> **SET PROBLEM**:
Where a line contains the string "Demographic", copy that line.

> **AVAILABLE RECORDS**:
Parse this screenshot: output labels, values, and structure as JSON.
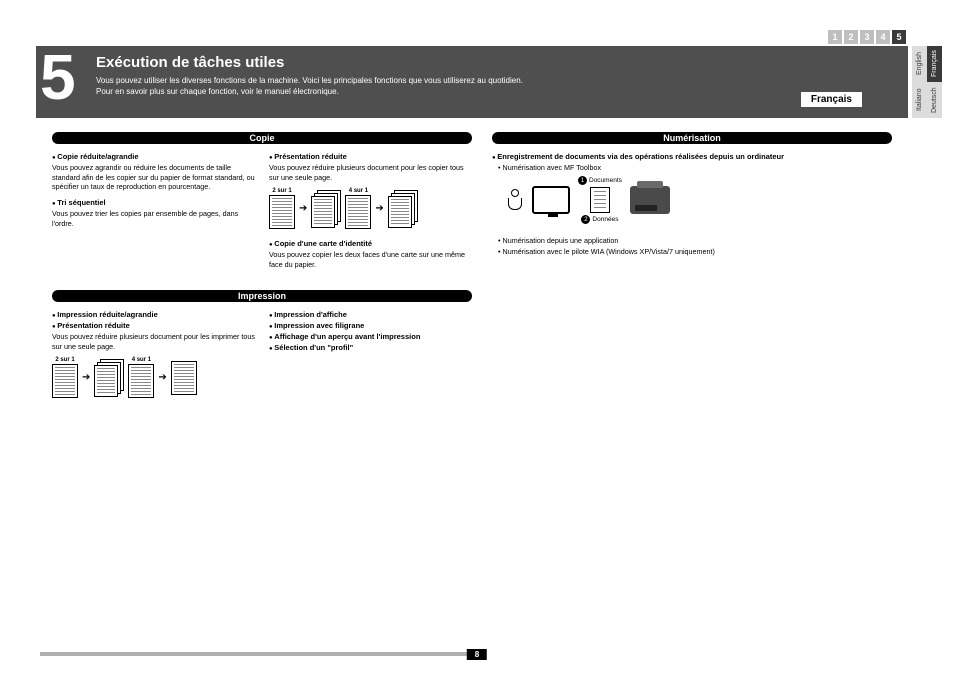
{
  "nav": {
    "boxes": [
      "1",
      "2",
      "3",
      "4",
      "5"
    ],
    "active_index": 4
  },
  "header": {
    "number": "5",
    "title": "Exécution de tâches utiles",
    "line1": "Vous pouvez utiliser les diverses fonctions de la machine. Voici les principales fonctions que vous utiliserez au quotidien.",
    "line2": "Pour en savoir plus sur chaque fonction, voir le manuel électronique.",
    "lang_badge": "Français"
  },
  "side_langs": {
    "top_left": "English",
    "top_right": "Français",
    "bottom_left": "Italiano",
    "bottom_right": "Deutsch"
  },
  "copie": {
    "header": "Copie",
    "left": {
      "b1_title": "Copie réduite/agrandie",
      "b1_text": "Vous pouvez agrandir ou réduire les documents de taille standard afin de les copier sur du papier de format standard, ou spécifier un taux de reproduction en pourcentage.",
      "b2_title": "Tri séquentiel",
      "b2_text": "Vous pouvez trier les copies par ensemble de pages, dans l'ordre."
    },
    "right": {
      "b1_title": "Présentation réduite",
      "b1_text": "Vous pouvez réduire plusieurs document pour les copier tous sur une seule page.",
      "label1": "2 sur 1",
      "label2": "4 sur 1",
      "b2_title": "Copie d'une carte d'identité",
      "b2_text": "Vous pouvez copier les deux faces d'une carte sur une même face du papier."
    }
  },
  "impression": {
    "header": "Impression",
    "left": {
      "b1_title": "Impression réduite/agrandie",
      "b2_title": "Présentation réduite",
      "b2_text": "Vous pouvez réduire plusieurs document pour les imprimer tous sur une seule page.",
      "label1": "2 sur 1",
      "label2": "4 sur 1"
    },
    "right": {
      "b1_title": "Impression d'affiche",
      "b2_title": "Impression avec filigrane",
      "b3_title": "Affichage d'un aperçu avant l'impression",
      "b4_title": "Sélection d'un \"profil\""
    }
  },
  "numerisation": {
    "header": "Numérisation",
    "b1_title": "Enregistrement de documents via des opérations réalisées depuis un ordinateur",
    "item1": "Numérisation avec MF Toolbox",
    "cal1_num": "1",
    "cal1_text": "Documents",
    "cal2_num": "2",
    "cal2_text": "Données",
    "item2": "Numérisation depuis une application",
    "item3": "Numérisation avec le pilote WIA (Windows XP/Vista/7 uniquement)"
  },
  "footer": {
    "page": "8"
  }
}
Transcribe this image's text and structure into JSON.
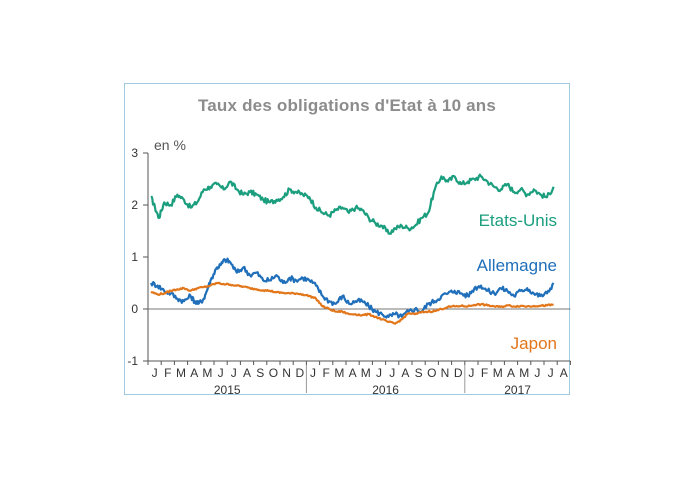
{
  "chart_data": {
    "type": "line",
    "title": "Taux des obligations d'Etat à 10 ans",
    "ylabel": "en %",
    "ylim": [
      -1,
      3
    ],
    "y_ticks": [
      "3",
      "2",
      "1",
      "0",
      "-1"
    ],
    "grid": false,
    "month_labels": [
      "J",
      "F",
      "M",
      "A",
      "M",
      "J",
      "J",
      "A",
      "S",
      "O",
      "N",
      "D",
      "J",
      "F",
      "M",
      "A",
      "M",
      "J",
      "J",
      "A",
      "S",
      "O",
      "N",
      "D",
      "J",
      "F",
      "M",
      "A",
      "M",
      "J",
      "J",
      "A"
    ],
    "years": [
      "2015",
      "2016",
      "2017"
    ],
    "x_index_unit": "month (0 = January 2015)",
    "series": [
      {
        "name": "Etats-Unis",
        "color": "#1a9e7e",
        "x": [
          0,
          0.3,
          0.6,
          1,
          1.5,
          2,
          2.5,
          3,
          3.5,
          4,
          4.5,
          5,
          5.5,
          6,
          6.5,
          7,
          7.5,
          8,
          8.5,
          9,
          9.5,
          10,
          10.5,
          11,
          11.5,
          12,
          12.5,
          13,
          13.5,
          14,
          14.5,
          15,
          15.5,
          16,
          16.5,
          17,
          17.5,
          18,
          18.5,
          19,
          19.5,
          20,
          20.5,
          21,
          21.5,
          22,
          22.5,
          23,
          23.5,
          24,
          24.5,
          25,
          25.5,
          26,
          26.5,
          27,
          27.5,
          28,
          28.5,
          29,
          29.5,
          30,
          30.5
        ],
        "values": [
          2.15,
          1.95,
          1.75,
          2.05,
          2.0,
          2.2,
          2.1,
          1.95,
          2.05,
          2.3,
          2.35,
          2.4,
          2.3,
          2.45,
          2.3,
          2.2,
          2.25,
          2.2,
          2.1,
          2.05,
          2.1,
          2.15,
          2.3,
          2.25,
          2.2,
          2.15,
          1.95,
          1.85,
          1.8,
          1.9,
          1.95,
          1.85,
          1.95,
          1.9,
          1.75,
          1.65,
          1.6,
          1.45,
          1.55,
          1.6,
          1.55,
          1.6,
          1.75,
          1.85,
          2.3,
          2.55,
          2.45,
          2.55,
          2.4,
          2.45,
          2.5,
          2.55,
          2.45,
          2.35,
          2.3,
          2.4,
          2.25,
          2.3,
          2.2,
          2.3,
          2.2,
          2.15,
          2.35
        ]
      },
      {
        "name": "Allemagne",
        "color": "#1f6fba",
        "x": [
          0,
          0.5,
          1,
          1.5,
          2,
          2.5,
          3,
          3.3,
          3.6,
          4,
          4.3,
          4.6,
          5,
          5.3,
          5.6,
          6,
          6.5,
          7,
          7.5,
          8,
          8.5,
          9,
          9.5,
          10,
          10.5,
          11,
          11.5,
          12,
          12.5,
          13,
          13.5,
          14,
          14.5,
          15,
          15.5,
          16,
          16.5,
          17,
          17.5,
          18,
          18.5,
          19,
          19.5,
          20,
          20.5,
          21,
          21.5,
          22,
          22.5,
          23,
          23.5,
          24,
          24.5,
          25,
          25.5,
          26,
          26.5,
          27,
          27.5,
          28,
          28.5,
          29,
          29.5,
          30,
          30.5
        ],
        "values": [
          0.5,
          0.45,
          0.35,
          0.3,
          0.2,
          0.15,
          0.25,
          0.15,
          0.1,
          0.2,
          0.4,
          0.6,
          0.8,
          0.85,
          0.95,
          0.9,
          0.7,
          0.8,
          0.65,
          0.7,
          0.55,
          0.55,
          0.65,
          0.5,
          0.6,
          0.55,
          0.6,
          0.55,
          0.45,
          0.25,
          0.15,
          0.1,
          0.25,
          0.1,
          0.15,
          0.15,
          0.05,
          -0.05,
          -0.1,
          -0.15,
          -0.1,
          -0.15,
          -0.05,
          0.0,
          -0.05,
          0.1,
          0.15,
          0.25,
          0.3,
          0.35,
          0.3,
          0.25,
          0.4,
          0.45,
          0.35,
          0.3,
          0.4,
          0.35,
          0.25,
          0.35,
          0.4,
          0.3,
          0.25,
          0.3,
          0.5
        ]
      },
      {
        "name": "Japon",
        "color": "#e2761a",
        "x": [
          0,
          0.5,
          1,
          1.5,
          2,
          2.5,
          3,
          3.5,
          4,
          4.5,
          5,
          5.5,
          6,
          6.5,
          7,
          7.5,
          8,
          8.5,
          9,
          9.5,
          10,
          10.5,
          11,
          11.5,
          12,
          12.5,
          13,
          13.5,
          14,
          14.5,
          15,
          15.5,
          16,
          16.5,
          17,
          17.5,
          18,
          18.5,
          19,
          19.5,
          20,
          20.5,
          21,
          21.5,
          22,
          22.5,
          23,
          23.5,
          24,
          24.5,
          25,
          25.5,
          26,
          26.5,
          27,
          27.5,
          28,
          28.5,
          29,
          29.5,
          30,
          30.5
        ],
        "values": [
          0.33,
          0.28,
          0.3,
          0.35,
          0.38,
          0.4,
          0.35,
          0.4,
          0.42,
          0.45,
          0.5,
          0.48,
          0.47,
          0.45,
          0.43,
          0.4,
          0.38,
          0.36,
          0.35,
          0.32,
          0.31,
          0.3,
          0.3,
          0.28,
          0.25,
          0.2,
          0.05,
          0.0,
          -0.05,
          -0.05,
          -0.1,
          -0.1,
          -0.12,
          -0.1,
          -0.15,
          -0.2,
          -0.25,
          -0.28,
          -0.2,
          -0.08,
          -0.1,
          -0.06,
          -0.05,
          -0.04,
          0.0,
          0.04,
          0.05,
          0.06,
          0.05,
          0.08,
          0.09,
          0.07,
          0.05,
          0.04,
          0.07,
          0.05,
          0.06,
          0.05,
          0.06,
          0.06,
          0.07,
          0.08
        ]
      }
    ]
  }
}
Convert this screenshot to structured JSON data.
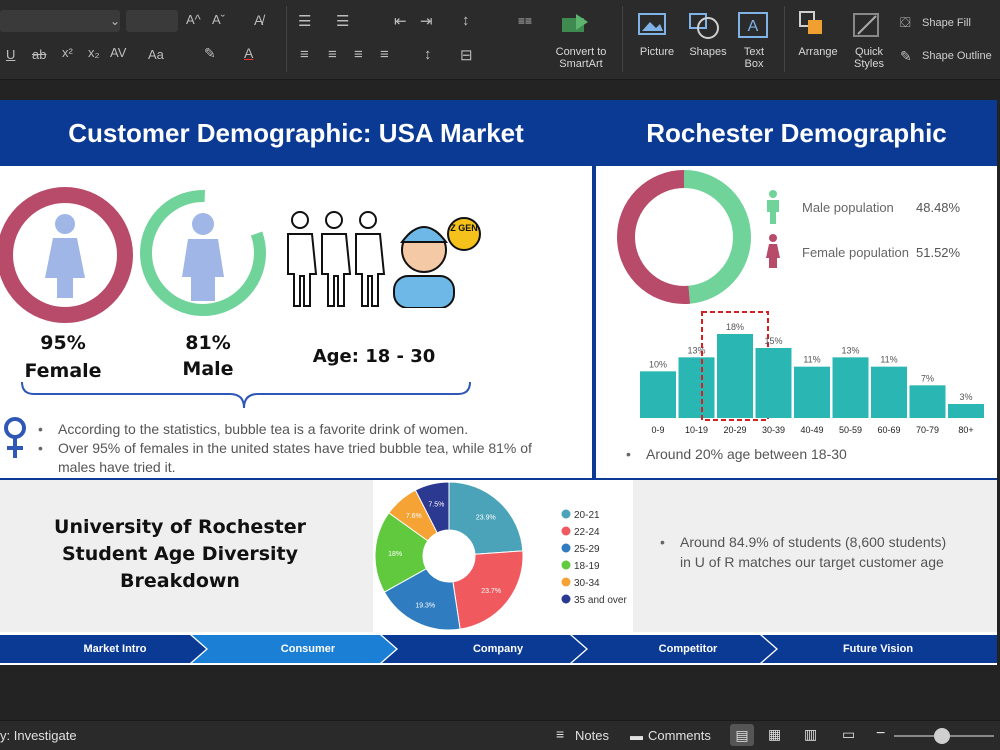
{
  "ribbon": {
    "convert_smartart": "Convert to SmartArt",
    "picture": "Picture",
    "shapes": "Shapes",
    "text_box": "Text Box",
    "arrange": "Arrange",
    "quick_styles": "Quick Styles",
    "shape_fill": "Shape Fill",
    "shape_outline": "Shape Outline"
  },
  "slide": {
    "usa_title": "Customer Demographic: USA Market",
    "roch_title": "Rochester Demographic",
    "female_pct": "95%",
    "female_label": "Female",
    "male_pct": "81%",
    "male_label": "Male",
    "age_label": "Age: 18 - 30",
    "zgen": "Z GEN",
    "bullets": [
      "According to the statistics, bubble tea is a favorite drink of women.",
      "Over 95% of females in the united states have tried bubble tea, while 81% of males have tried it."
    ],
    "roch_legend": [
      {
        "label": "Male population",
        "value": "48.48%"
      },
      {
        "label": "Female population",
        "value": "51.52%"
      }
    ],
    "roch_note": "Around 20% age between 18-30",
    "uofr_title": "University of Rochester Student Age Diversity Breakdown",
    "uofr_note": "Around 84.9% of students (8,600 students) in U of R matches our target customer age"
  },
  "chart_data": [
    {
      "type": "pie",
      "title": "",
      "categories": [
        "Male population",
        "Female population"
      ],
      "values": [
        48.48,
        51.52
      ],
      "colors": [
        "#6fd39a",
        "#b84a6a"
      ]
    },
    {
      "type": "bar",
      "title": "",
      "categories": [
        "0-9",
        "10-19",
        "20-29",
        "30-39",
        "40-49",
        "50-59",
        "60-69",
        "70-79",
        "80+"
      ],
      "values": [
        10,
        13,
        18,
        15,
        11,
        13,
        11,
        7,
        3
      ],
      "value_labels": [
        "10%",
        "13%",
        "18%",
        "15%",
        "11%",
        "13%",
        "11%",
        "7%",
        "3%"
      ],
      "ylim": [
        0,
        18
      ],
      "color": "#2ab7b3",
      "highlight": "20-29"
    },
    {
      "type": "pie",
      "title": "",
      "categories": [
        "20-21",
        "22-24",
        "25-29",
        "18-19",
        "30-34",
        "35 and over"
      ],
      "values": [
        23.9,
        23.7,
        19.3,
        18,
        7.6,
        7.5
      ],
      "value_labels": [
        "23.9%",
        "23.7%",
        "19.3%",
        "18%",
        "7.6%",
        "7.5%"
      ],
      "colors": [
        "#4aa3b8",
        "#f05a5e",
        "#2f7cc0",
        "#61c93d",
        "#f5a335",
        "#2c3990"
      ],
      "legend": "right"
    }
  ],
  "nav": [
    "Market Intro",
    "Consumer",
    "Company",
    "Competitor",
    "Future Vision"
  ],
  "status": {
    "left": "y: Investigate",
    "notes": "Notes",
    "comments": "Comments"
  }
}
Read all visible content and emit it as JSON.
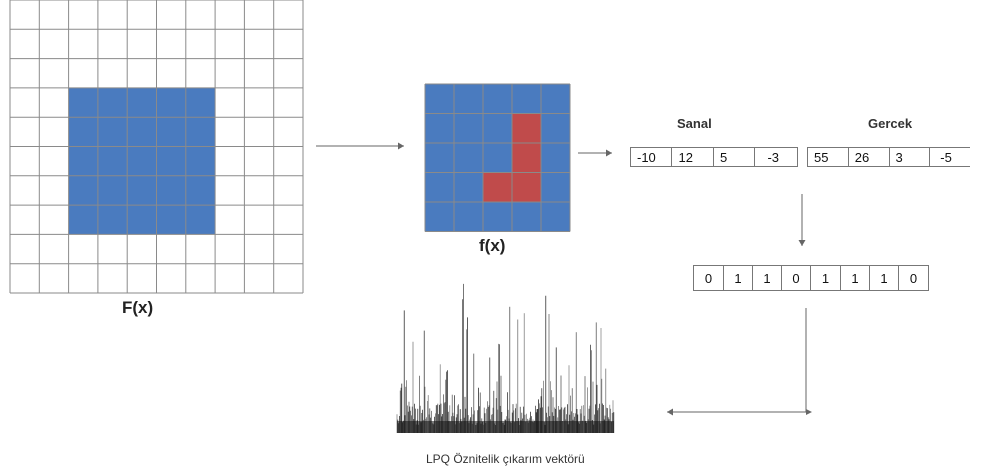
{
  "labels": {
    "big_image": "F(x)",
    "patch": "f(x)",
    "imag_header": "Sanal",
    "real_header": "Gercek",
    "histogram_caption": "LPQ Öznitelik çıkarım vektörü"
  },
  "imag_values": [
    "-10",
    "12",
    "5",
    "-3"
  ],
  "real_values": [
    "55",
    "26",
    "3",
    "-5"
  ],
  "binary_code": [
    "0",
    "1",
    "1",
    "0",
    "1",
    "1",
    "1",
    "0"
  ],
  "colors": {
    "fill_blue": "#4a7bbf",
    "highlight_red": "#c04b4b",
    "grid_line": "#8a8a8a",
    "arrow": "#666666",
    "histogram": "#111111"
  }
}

> **EXPECTED ANSWER**:
    "usa_title": "Customer Demographic: USA Market",
    "roch_title": "Rochester Demographic",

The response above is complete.